Goal: Pull every line with the word "строительство" out of the entries below.

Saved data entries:
::::::::::

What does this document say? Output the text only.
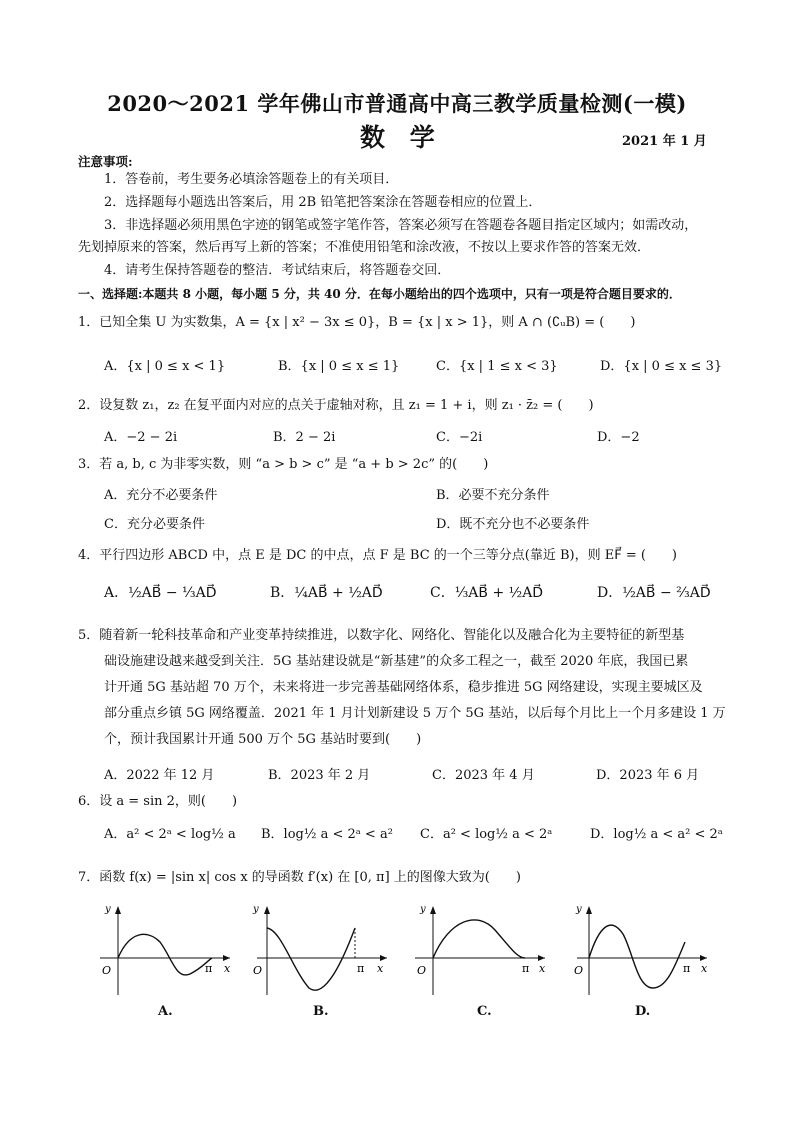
2020～2021 学年佛山市普通高中高三教学质量检测(一模)
数 学	2021 年 1 月
注意事项:
1．答卷前，考生要务必填涂答题卷上的有关项目．
2．选择题每小题选出答案后，用 2B 铅笔把答案涂在答题卷相应的位置上．
3．非选择题必须用黑色字迹的钢笔或签字笔作答，答案必须写在答题卷各题目指定区域内；如需改动，
先划掉原来的答案，然后再写上新的答案；不准使用铅笔和涂改液，不按以上要求作答的答案无效．
4．请考生保持答题卷的整洁．考试结束后，将答题卷交回．
一、选择题:本题共 8 小题，每小题 5 分，共 40 分．在每小题给出的四个选项中，只有一项是符合题目要求的．
1．已知全集 U 为实数集，A = {x | x² − 3x ≤ 0}，B = {x | x > 1}，则 A ∩ (∁ᵤB) = (　　)
A．{x | 0 ≤ x < 1}	B．{x | 0 ≤ x ≤ 1}	C．{x | 1 ≤ x < 3}	D．{x | 0 ≤ x ≤ 3}
2．设复数 z₁，z₂ 在复平面内对应的点关于虚轴对称，且 z₁ = 1 + i，则 z₁ · z̄₂ = (　　)
A．−2 − 2i	B．2 − 2i	C．−2i	D．−2
3．若 a, b, c 为非零实数，则 “a > b > c” 是 “a + b > 2c” 的(　　)
A．充分不必要条件	B．必要不充分条件
C．充分必要条件	D．既不充分也不必要条件
4．平行四边形 ABCD 中，点 E 是 DC 的中点，点 F 是 BC 的一个三等分点(靠近 B)，则 EF⃗ = (　　)
A．½AB⃗ − ⅓AD⃗	B．¼AB⃗ + ½AD⃗	C．⅓AB⃗ + ½AD⃗	D．½AB⃗ − ⅔AD⃗
5．随着新一轮科技革命和产业变革持续推进，以数字化、网络化、智能化以及融合化为主要特征的新型基
础设施建设越来越受到关注．5G 基站建设就是“新基建”的众多工程之一，截至 2020 年底，我国已累
计开通 5G 基站超 70 万个，未来将进一步完善基础网络体系，稳步推进 5G 网络建设，实现主要城区及
部分重点乡镇 5G 网络覆盖．2021 年 1 月计划新建设 5 万个 5G 基站，以后每个月比上一个月多建设 1 万
个，预计我国累计开通 500 万个 5G 基站时要到(　　)
A．2022 年 12 月	B．2023 年 2 月	C．2023 年 4 月	D．2023 年 6 月
6．设 a = sin 2，则(　　)
A．a² < 2ᵃ < log½ a B．log½ a < 2ᵃ < a² C．a² < log½ a < 2ᵃ	D．log½ a < a² < 2ᵃ
7．函数 f(x) = |sin x| cos x 的导函数 f′(x) 在 [0, π] 上的图像大致为(　　)
y
O	π x
y
O	π x
y
O	π x
y
O	π x
A.	B.	C.	D.
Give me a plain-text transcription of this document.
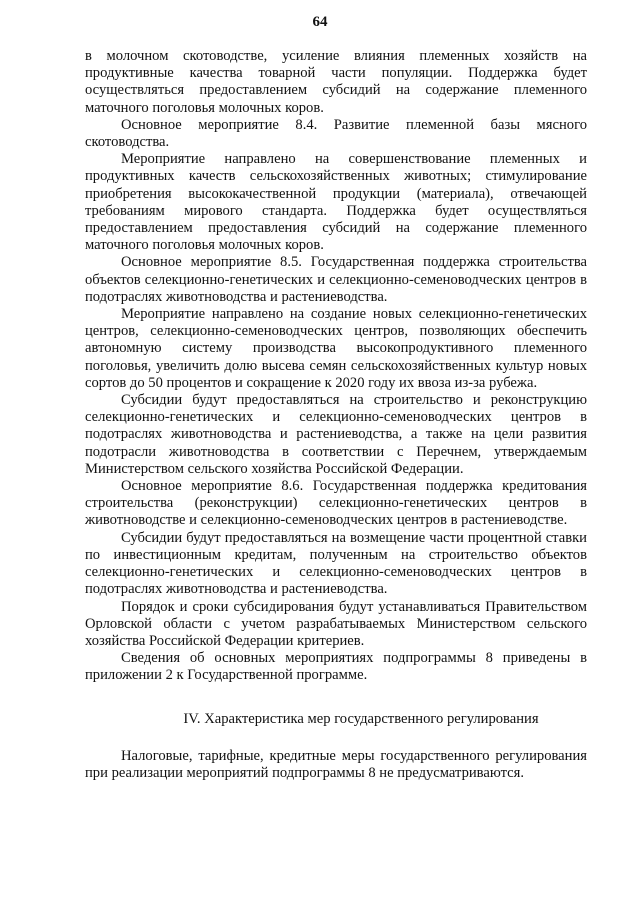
64

в молочном скотоводстве, усиление влияния племенных хозяйств на продуктивные качества товарной части популяции. Поддержка будет осуществляться предоставлением субсидий на содержание племенного маточного поголовья молочных коров.

Основное мероприятие 8.4. Развитие племенной базы мясного скотоводства.

Мероприятие направлено на совершенствование племенных и продуктивных качеств сельскохозяйственных животных; стимулирование приобретения высококачественной продукции (материала), отвечающей требованиям мирового стандарта. Поддержка будет осуществляться предоставлением предоставления субсидий на содержание племенного маточного поголовья молочных коров.

Основное мероприятие 8.5. Государственная поддержка строительства объектов селекционно-генетических и селекционно-семеноводческих центров в подотраслях животноводства и растениеводства.

Мероприятие направлено на создание новых селекционно-генетических центров, селекционно-семеноводческих центров, позволяющих обеспечить автономную систему производства высокопродуктивного племенного поголовья, увеличить долю высева семян сельскохозяйственных культур новых сортов до 50 процентов и сокращение к 2020 году их ввоза из-за рубежа.

Субсидии будут предоставляться на строительство и реконструкцию селекционно-генетических и селекционно-семеноводческих центров в подотраслях животноводства и растениеводства, а также на цели развития подотрасли животноводства в соответствии с Перечнем, утверждаемым Министерством сельского хозяйства Российской Федерации.

Основное мероприятие 8.6. Государственная поддержка кредитования строительства (реконструкции) селекционно-генетических центров в животноводстве и селекционно-семеноводческих центров в растениеводстве.

Субсидии будут предоставляться на возмещение части процентной ставки по инвестиционным кредитам, полученным на строительство объектов селекционно-генетических и селекционно-семеноводческих центров в подотраслях животноводства и растениеводства.

Порядок и сроки субсидирования будут устанавливаться Правительством Орловской области с учетом разрабатываемых Министерством сельского хозяйства Российской Федерации критериев.

Сведения об основных мероприятиях подпрограммы 8 приведены в приложении 2 к Государственной программе.

IV. Характеристика мер государственного регулирования

Налоговые, тарифные, кредитные меры государственного регулирования при реализации мероприятий подпрограммы 8 не предусматриваются.
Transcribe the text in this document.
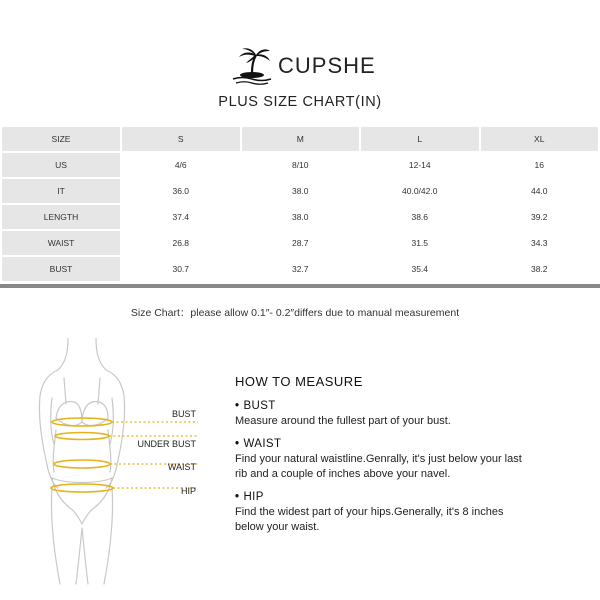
CUPSHE
PLUS SIZE CHART(IN)
SIZE	S	M	L	XL
US	4/6	8/10	12-14	16
IT	36.0	38.0	40.0/42.0	44.0
LENGTH	37.4	38.0	38.6	39.2
WAIST	26.8	28.7	31.5	34.3
BUST	30.7	32.7	35.4	38.2
Size Chart：please allow 0.1″- 0.2″differs due to manual measurement
BUST
UNDER BUST
WAIST
HIP
HOW TO MEASURE
• BUST
Measure around the fullest part of your bust.
• WAIST
Find your natural waistline.Genrally, it's just below your last
rib and a couple of inches above your navel.
• HIP
Find the widest part of your hips.Generally, it's 8 inches
below your waist.
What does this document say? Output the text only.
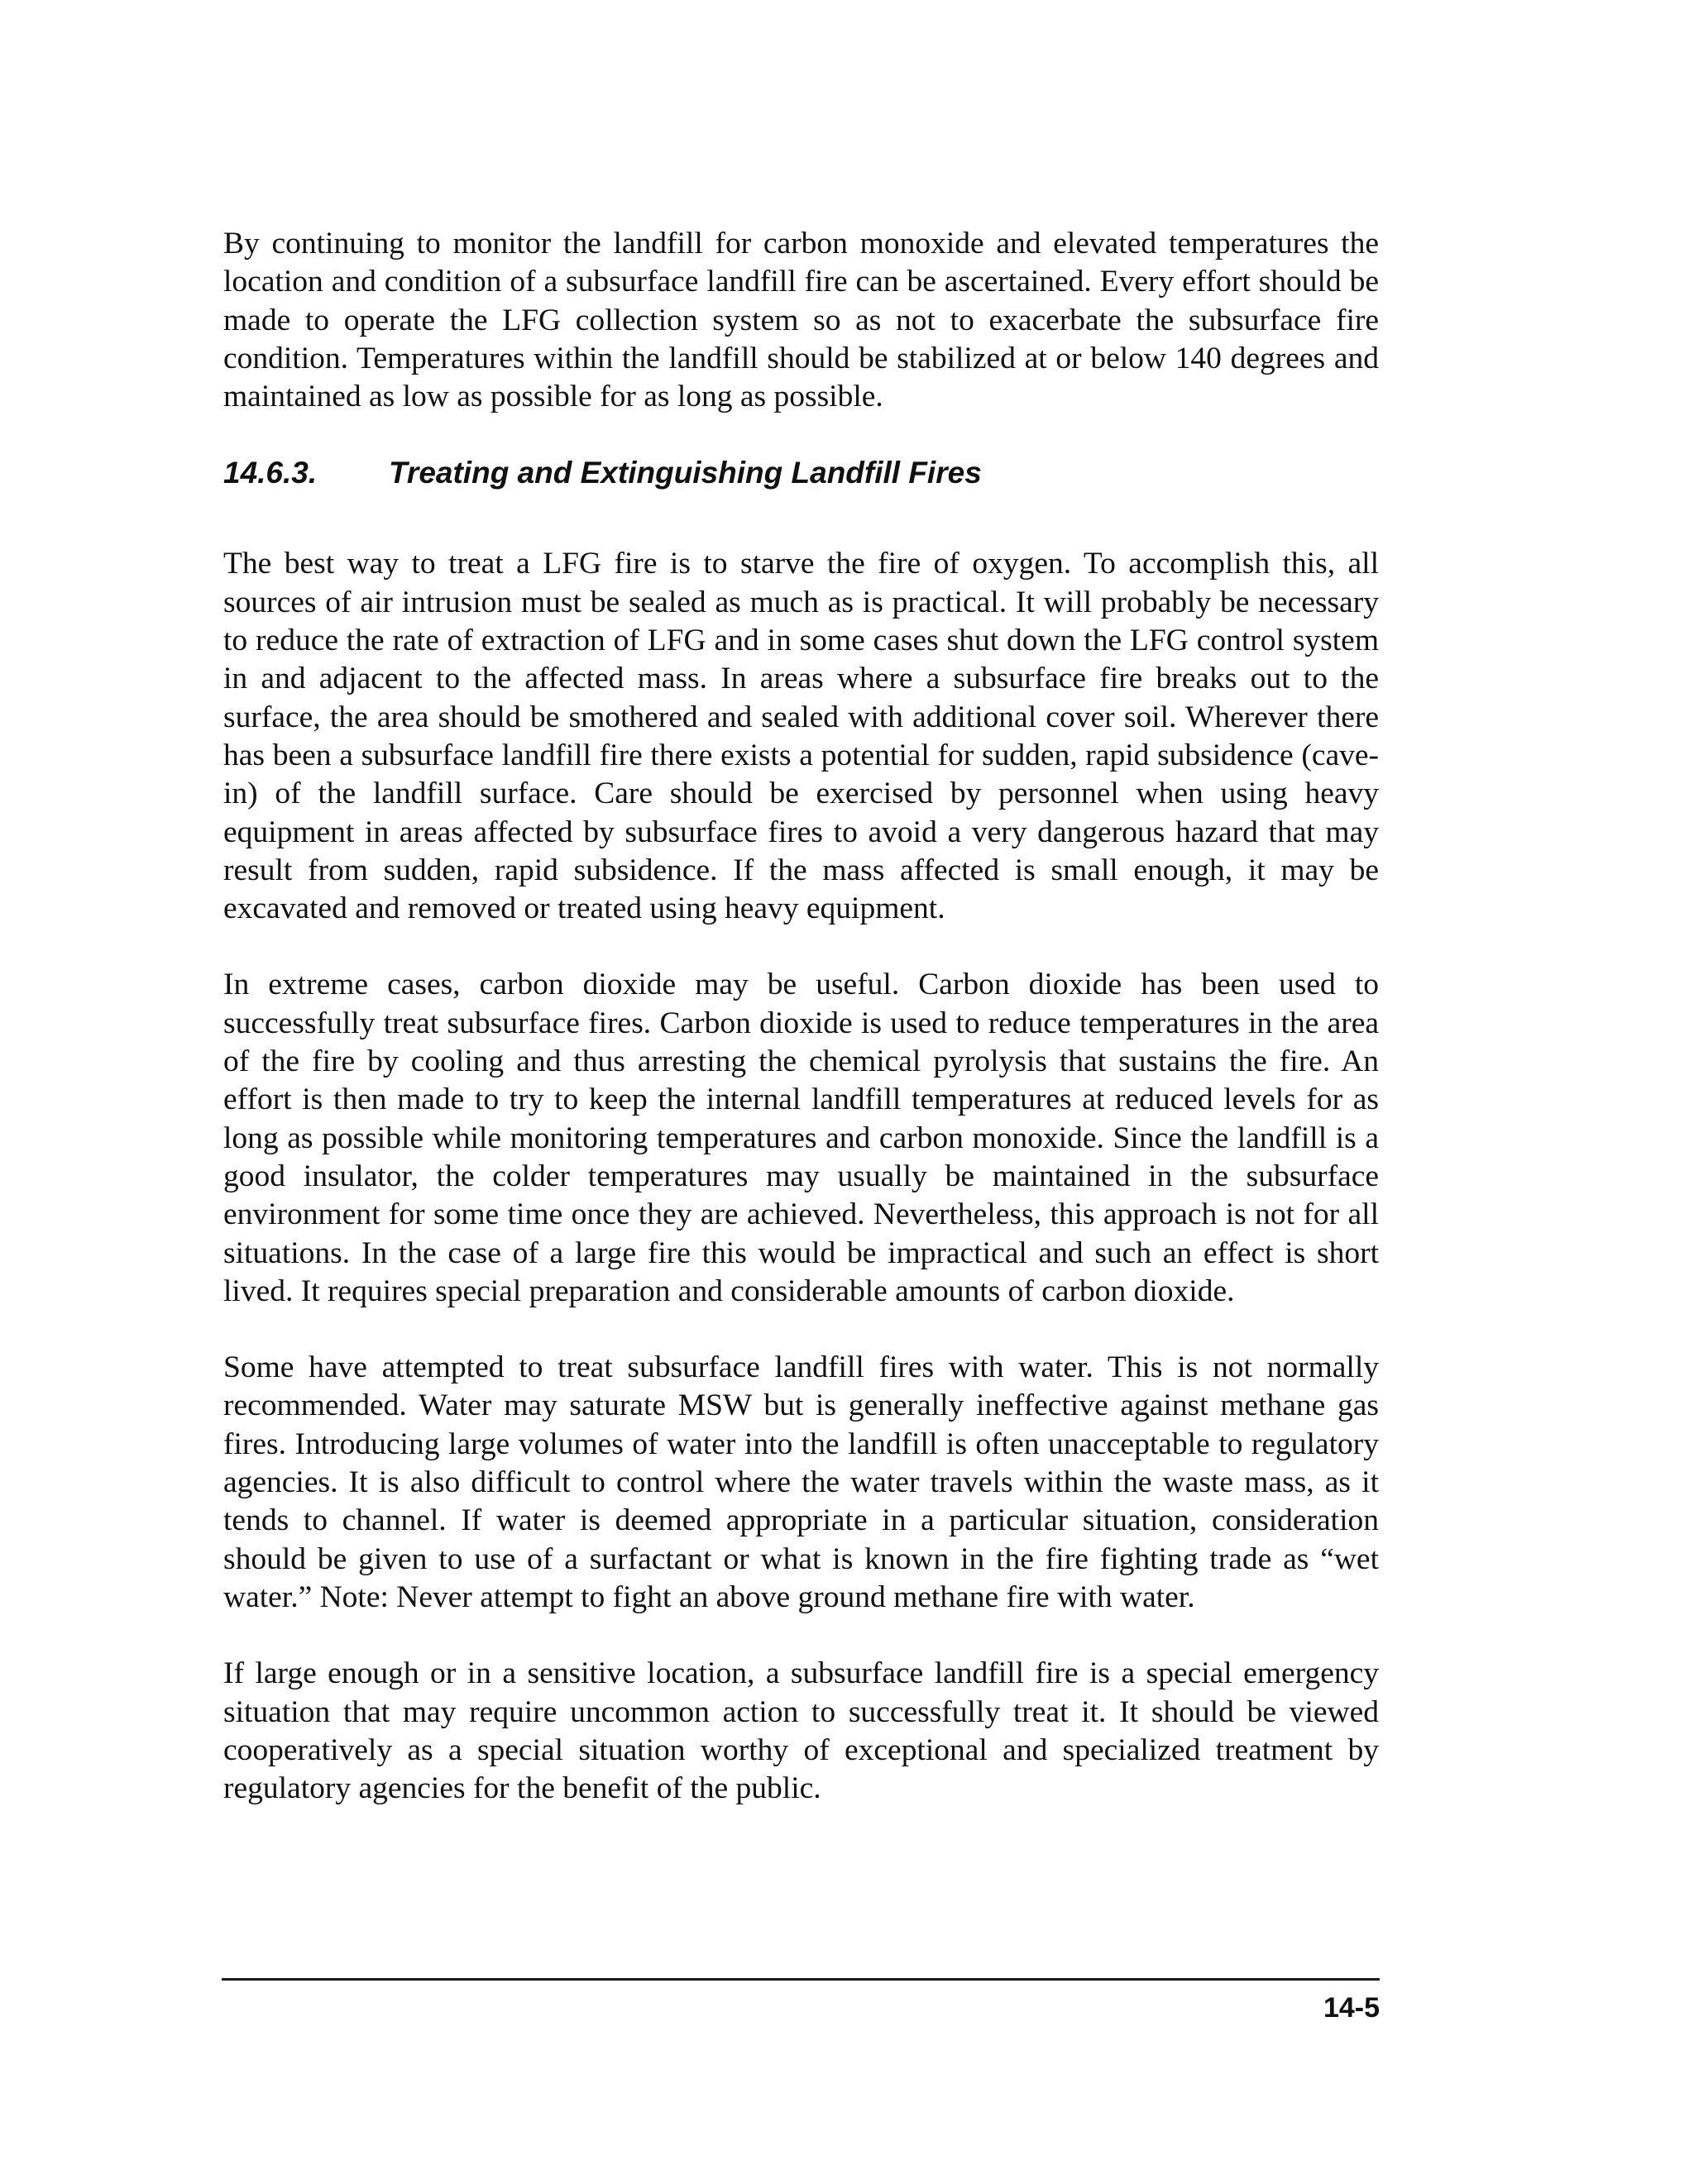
By continuing to monitor the landfill for carbon monoxide and elevated temperatures the location and condition of a subsurface landfill fire can be ascertained. Every effort should be made to operate the LFG collection system so as not to exacerbate the subsurface fire condition. Temperatures within the landfill should be stabilized at or below 140 degrees and maintained as low as possible for as long as possible.

14.6.3.	Treating and Extinguishing Landfill Fires

The best way to treat a LFG fire is to starve the fire of oxygen. To accomplish this, all sources of air intrusion must be sealed as much as is practical. It will probably be necessary to reduce the rate of extraction of LFG and in some cases shut down the LFG control system in and adjacent to the affected mass. In areas where a subsurface fire breaks out to the surface, the area should be smothered and sealed with additional cover soil. Wherever there has been a subsurface landfill fire there exists a potential for sudden, rapid subsidence (cave-in) of the landfill surface. Care should be exercised by personnel when using heavy equipment in areas affected by subsurface fires to avoid a very dangerous hazard that may result from sudden, rapid subsidence. If the mass affected is small enough, it may be excavated and removed or treated using heavy equipment.

In extreme cases, carbon dioxide may be useful. Carbon dioxide has been used to successfully treat subsurface fires. Carbon dioxide is used to reduce temperatures in the area of the fire by cooling and thus arresting the chemical pyrolysis that sustains the fire. An effort is then made to try to keep the internal landfill temperatures at reduced levels for as long as possible while monitoring temperatures and carbon monoxide. Since the landfill is a good insulator, the colder temperatures may usually be maintained in the subsurface environment for some time once they are achieved. Nevertheless, this approach is not for all situations. In the case of a large fire this would be impractical and such an effect is short lived. It requires special preparation and considerable amounts of carbon dioxide.

Some have attempted to treat subsurface landfill fires with water. This is not normally recommended. Water may saturate MSW but is generally ineffective against methane gas fires. Introducing large volumes of water into the landfill is often unacceptable to regulatory agencies. It is also difficult to control where the water travels within the waste mass, as it tends to channel. If water is deemed appropriate in a particular situation, consideration should be given to use of a surfactant or what is known in the fire fighting trade as “wet water.” Note: Never attempt to fight an above ground methane fire with water.

If large enough or in a sensitive location, a subsurface landfill fire is a special emergency situation that may require uncommon action to successfully treat it. It should be viewed cooperatively as a special situation worthy of exceptional and specialized treatment by regulatory agencies for the benefit of the public.

14-5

::::::::::

Task answer:
Субсидии будут предоставляться на строительство и реконструкцию селекционно-генетических и селекционно-семеноводческих центров в подотраслях животноводства и растениеводства, а также на цели развития подотрасли животноводства в соответствии с Перечнем, утверждаемым Министерством сельского хозяйства Российской Федерации.
Субсидии будут предоставляться на возмещение части процентной ставки по инвестиционным кредитам, полученным на строительство объектов селекционно-генетических и селекционно-семеноводческих центров в подотраслях животноводства и растениеводства.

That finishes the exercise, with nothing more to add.